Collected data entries

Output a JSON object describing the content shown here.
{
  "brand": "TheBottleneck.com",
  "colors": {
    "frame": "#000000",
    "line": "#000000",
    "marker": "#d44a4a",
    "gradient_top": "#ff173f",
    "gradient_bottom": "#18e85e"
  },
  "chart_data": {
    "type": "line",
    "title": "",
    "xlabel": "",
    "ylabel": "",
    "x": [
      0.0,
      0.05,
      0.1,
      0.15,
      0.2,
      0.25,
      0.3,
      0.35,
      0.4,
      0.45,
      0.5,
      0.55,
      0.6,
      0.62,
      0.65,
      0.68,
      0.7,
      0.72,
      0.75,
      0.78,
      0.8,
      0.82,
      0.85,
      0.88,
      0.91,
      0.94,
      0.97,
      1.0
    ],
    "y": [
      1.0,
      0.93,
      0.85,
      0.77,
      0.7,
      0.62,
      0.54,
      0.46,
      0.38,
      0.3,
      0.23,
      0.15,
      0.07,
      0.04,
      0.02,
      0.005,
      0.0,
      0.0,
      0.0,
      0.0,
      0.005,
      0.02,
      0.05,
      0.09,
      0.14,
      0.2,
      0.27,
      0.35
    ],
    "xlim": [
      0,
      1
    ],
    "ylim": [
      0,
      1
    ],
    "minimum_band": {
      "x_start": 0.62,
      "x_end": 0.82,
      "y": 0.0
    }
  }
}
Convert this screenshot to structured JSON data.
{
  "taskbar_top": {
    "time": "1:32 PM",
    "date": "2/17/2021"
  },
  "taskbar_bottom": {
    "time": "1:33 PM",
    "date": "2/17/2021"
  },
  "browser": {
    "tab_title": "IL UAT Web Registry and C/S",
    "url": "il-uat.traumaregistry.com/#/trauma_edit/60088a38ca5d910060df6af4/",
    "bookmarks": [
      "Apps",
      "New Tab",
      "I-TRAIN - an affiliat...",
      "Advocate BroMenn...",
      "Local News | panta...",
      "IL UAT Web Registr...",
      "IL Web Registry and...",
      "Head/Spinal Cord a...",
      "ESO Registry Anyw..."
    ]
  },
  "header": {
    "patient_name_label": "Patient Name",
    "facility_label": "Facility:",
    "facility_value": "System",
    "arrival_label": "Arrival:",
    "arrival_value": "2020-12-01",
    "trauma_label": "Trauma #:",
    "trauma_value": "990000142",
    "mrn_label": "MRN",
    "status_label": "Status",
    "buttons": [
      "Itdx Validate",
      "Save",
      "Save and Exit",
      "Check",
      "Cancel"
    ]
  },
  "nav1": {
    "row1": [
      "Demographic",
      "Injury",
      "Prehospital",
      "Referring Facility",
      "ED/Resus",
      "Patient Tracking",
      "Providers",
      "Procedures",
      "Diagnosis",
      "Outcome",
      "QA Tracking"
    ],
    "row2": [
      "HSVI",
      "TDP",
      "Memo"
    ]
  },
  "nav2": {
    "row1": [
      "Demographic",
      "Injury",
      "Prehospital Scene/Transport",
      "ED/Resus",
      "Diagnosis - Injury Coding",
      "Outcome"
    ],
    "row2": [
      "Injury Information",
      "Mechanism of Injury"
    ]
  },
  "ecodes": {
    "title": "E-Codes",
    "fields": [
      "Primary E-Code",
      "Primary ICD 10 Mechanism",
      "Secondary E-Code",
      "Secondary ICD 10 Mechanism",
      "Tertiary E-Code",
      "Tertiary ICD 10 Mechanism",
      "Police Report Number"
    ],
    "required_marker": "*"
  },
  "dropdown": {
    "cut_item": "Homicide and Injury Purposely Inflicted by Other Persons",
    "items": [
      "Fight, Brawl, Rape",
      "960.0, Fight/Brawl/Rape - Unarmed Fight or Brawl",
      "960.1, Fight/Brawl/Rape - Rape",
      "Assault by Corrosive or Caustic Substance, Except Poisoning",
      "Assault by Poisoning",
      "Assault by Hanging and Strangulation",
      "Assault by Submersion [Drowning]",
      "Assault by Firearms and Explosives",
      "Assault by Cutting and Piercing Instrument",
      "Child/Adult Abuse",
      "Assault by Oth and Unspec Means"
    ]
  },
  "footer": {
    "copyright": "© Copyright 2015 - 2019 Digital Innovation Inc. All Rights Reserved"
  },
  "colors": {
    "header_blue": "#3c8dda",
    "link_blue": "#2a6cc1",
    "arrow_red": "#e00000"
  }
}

--

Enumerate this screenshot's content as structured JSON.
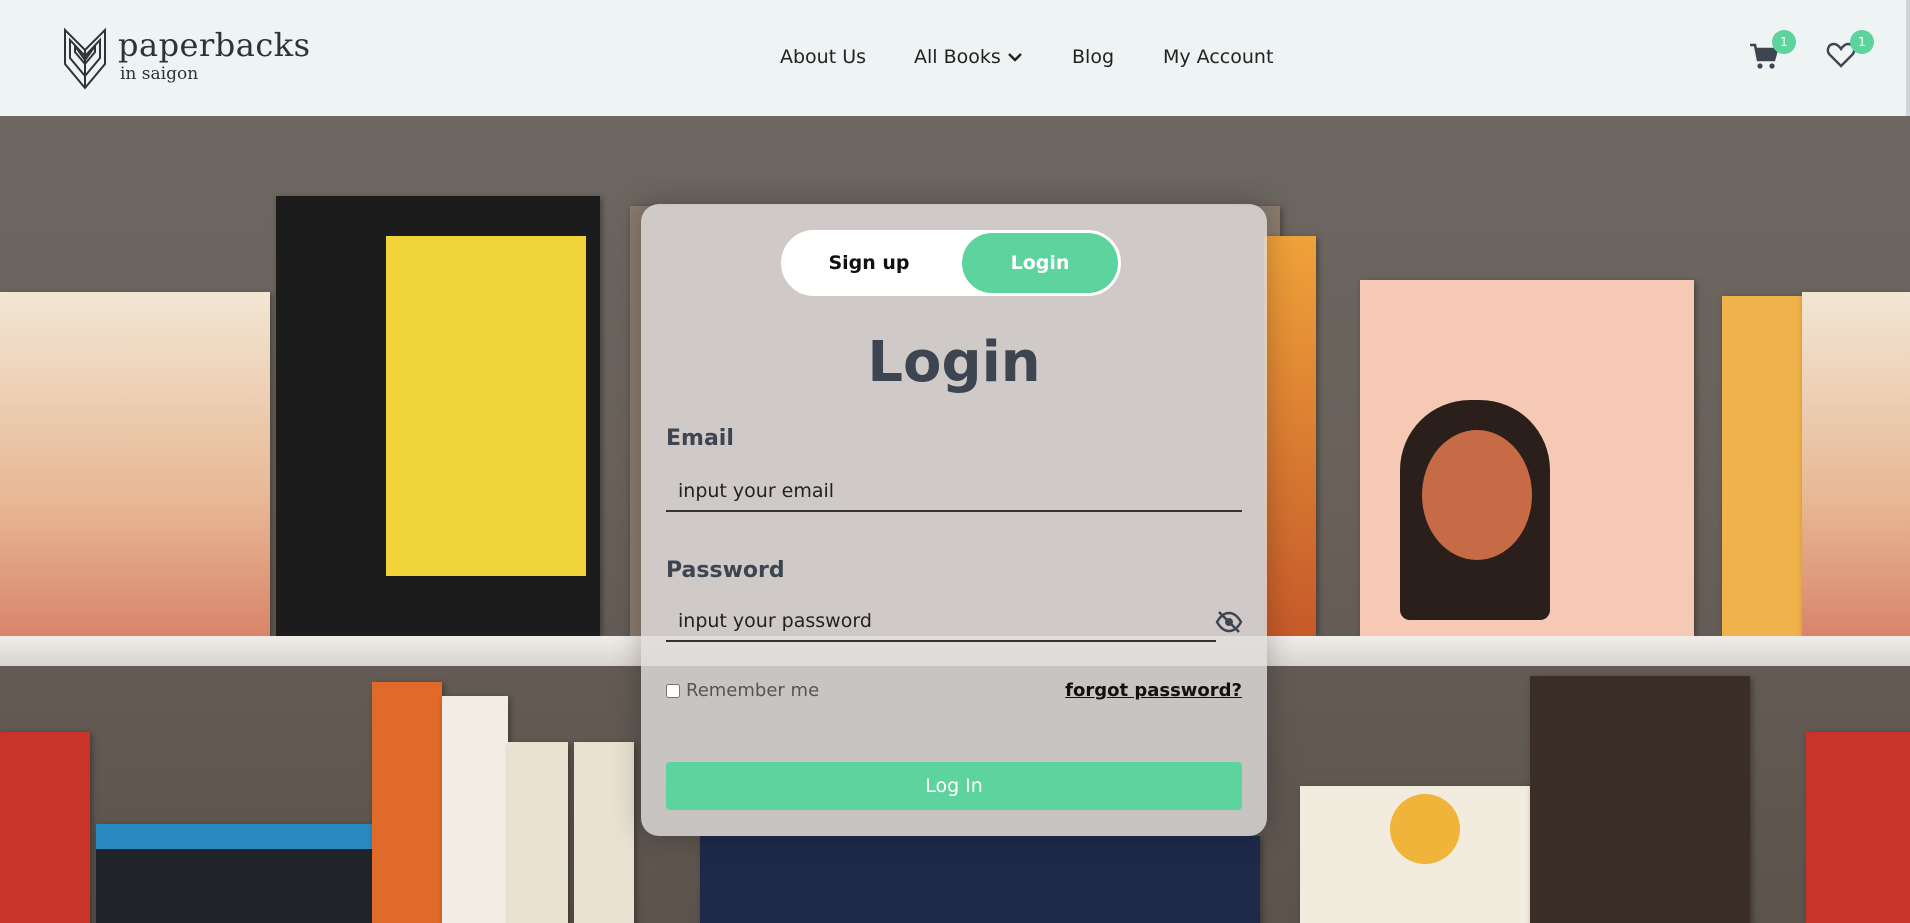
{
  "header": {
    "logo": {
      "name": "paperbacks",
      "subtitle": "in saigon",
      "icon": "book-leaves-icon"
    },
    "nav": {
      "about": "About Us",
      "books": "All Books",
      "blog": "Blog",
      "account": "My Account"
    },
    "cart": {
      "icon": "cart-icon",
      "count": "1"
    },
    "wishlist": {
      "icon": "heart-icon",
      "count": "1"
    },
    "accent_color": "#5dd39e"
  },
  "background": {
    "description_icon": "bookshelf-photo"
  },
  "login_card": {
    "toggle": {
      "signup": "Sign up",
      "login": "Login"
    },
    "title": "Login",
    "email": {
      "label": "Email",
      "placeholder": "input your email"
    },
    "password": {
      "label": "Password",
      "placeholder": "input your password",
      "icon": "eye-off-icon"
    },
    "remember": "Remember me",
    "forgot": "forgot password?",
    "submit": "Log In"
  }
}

The exercise: Copy each line of the entries that includes the word "Rape".

Task solution:
      "Fight, Brawl, Rape",
      "960.0, Fight/Brawl/Rape - Unarmed Fight or Brawl",
      "960.1, Fight/Brawl/Rape - Rape",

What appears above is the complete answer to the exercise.